> Supplied records:

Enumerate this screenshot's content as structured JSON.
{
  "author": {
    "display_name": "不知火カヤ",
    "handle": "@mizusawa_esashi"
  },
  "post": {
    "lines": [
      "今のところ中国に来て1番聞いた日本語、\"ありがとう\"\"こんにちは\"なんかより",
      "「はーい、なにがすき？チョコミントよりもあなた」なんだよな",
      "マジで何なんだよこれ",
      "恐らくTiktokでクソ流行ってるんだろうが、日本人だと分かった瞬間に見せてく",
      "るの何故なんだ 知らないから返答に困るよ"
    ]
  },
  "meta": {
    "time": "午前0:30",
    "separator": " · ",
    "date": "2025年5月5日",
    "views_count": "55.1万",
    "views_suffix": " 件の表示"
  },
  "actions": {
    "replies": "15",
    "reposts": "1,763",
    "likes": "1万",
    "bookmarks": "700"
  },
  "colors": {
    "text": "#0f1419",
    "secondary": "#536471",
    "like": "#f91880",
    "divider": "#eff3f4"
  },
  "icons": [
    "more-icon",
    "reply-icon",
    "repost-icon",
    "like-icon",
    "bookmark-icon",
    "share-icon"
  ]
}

> Stated exercise: Write out every line of the records exactly.

> Completed exercise:
Enumerate this screenshot's content as structured JSON.
{
  "author": {
    "display_name": "不知火カヤ",
    "handle": "@mizusawa_esashi"
  },
  "post": {
    "lines": [
      "今のところ中国に来て1番聞いた日本語、\"ありがとう\"\"こんにちは\"なんかより",
      "「はーい、なにがすき？チョコミントよりもあなた」なんだよな",
      "マジで何なんだよこれ",
      "恐らくTiktokでクソ流行ってるんだろうが、日本人だと分かった瞬間に見せてく",
      "るの何故なんだ 知らないから返答に困るよ"
    ]
  },
  "meta": {
    "time": "午前0:30",
    "separator": " · ",
    "date": "2025年5月5日",
    "views_count": "55.1万",
    "views_suffix": " 件の表示"
  },
  "actions": {
    "replies": "15",
    "reposts": "1,763",
    "likes": "1万",
    "bookmarks": "700"
  },
  "colors": {
    "text": "#0f1419",
    "secondary": "#536471",
    "like": "#f91880",
    "divider": "#eff3f4"
  },
  "icons": [
    "more-icon",
    "reply-icon",
    "repost-icon",
    "like-icon",
    "bookmark-icon",
    "share-icon"
  ]
}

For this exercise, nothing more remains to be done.